### What to do
Write out each record below exactly as it appears, with no pictures.

[start]

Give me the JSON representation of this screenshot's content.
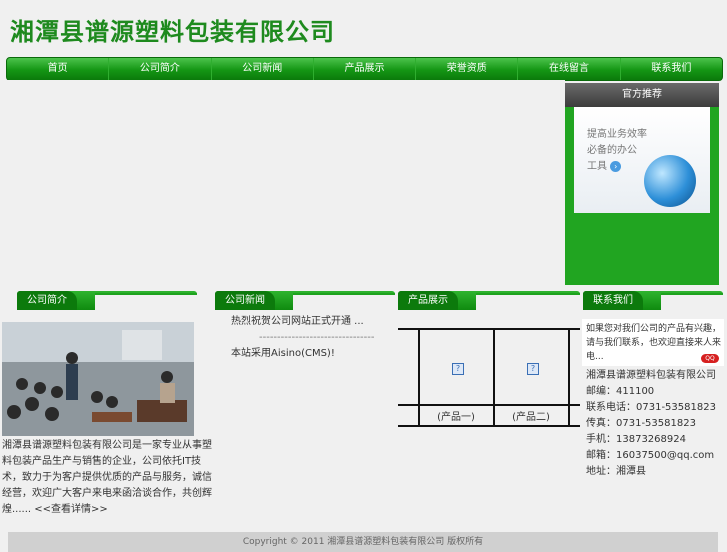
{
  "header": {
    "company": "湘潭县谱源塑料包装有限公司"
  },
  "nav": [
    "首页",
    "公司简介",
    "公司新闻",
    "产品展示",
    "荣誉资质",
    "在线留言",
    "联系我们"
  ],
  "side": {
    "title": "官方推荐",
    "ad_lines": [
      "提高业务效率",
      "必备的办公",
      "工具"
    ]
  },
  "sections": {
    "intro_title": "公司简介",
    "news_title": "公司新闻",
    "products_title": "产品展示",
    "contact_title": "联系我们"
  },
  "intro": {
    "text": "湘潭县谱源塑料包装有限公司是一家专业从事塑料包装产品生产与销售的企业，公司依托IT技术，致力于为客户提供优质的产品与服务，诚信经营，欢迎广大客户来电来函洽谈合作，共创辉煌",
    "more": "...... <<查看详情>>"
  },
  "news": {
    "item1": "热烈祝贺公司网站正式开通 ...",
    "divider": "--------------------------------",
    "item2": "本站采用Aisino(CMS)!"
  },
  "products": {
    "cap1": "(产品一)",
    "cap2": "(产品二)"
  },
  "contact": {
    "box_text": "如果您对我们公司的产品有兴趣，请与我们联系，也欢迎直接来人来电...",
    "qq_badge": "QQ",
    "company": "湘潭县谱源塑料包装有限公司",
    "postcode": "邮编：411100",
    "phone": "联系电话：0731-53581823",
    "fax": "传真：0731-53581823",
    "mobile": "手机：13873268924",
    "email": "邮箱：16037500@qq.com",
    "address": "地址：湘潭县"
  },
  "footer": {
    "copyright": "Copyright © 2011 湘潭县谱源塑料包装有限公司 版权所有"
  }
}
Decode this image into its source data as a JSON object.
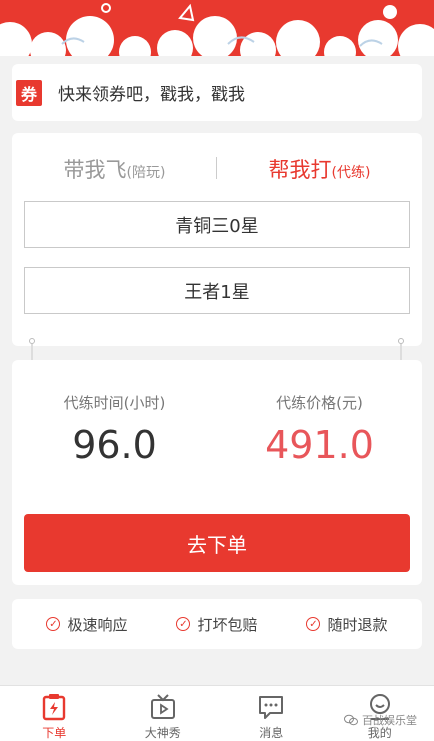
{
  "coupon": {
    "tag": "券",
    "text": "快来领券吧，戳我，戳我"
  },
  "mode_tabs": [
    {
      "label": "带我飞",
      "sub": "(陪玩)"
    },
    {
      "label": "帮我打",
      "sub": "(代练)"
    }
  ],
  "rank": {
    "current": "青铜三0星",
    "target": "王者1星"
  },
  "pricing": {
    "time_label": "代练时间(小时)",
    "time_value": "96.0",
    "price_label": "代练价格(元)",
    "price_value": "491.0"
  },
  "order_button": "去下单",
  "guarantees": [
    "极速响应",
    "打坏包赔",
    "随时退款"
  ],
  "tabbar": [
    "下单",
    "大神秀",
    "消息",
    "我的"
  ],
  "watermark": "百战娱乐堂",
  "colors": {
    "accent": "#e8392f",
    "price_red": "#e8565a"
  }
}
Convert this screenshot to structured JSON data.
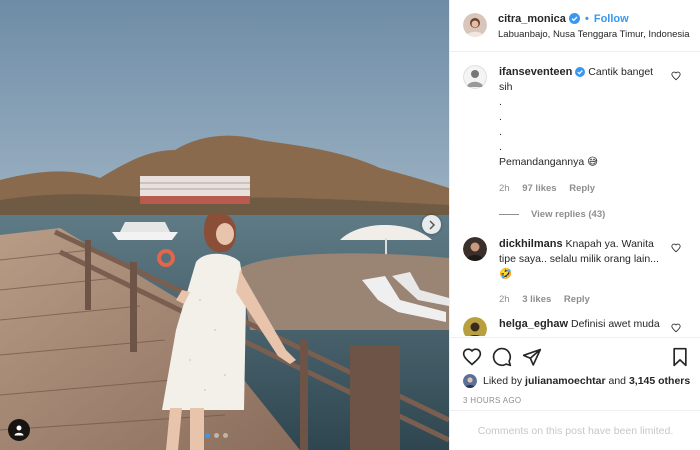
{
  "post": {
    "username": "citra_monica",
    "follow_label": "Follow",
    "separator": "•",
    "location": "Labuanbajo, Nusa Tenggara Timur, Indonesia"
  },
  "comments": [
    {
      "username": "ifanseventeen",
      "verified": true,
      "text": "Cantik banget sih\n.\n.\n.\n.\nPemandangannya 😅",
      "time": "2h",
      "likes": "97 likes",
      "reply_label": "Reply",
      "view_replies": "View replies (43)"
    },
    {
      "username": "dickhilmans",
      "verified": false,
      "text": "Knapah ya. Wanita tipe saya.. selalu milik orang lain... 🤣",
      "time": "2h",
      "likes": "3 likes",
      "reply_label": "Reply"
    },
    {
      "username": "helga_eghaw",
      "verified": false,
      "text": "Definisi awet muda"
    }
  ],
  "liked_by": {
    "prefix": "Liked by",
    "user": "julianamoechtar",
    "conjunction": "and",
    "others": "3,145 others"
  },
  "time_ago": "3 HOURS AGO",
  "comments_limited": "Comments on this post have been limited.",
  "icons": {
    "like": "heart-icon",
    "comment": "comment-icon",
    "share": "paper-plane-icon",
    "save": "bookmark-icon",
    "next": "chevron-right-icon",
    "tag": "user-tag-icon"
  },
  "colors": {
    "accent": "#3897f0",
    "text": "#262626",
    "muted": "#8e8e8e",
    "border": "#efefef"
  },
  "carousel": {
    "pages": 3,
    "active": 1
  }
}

[end]

### Full solution
Give me the JSON representation of this screenshot's content.
{
  "header": {
    "company": "湘潭县谱源塑料包装有限公司"
  },
  "nav": [
    "首页",
    "公司简介",
    "公司新闻",
    "产品展示",
    "荣誉资质",
    "在线留言",
    "联系我们"
  ],
  "side": {
    "title": "官方推荐",
    "ad_lines": [
      "提高业务效率",
      "必备的办公",
      "工具"
    ]
  },
  "sections": {
    "intro_title": "公司简介",
    "news_title": "公司新闻",
    "products_title": "产品展示",
    "contact_title": "联系我们"
  },
  "intro": {
    "text": "湘潭县谱源塑料包装有限公司是一家专业从事塑料包装产品生产与销售的企业，公司依托IT技术，致力于为客户提供优质的产品与服务，诚信经营，欢迎广大客户来电来函洽谈合作，共创辉煌",
    "more": "...... <<查看详情>>"
  },
  "news": {
    "item1": "热烈祝贺公司网站正式开通 ...",
    "divider": "--------------------------------",
    "item2": "本站采用Aisino(CMS)!"
  },
  "products": {
    "cap1": "(产品一)",
    "cap2": "(产品二)"
  },
  "contact": {
    "box_text": "如果您对我们公司的产品有兴趣，请与我们联系，也欢迎直接来人来电...",
    "qq_badge": "QQ",
    "company": "湘潭县谱源塑料包装有限公司",
    "postcode": "邮编：411100",
    "phone": "联系电话：0731-53581823",
    "fax": "传真：0731-53581823",
    "mobile": "手机：13873268924",
    "email": "邮箱：16037500@qq.com",
    "address": "地址：湘潭县"
  },
  "footer": {
    "copyright": "Copyright © 2011 湘潭县谱源塑料包装有限公司 版权所有"
  }
}
Decode this image into its source data as a JSON object.
{
  "coupon": {
    "tag": "券",
    "text": "快来领券吧，戳我，戳我"
  },
  "mode_tabs": [
    {
      "label": "带我飞",
      "sub": "(陪玩)"
    },
    {
      "label": "帮我打",
      "sub": "(代练)"
    }
  ],
  "rank": {
    "current": "青铜三0星",
    "target": "王者1星"
  },
  "pricing": {
    "time_label": "代练时间(小时)",
    "time_value": "96.0",
    "price_label": "代练价格(元)",
    "price_value": "491.0"
  },
  "order_button": "去下单",
  "guarantees": [
    "极速响应",
    "打坏包赔",
    "随时退款"
  ],
  "tabbar": [
    "下单",
    "大神秀",
    "消息",
    "我的"
  ],
  "watermark": "百战娱乐堂",
  "colors": {
    "accent": "#e8392f",
    "price_red": "#e8565a"
  }
}
Convert this screenshot to structured JSON data.
{
  "post": {
    "username": "citra_monica",
    "follow_label": "Follow",
    "separator": "•",
    "location": "Labuanbajo, Nusa Tenggara Timur, Indonesia"
  },
  "comments": [
    {
      "username": "ifanseventeen",
      "verified": true,
      "text": "Cantik banget sih\n.\n.\n.\n.\nPemandangannya 😅",
      "time": "2h",
      "likes": "97 likes",
      "reply_label": "Reply",
      "view_replies": "View replies (43)"
    },
    {
      "username": "dickhilmans",
      "verified": false,
      "text": "Knapah ya. Wanita tipe saya.. selalu milik orang lain... 🤣",
      "time": "2h",
      "likes": "3 likes",
      "reply_label": "Reply"
    },
    {
      "username": "helga_eghaw",
      "verified": false,
      "text": "Definisi awet muda"
    }
  ],
  "liked_by": {
    "prefix": "Liked by",
    "user": "julianamoechtar",
    "conjunction": "and",
    "others": "3,145 others"
  },
  "time_ago": "3 HOURS AGO",
  "comments_limited": "Comments on this post have been limited.",
  "icons": {
    "like": "heart-icon",
    "comment": "comment-icon",
    "share": "paper-plane-icon",
    "save": "bookmark-icon",
    "next": "chevron-right-icon",
    "tag": "user-tag-icon"
  },
  "colors": {
    "accent": "#3897f0",
    "text": "#262626",
    "muted": "#8e8e8e",
    "border": "#efefef"
  },
  "carousel": {
    "pages": 3,
    "active": 1
  }
}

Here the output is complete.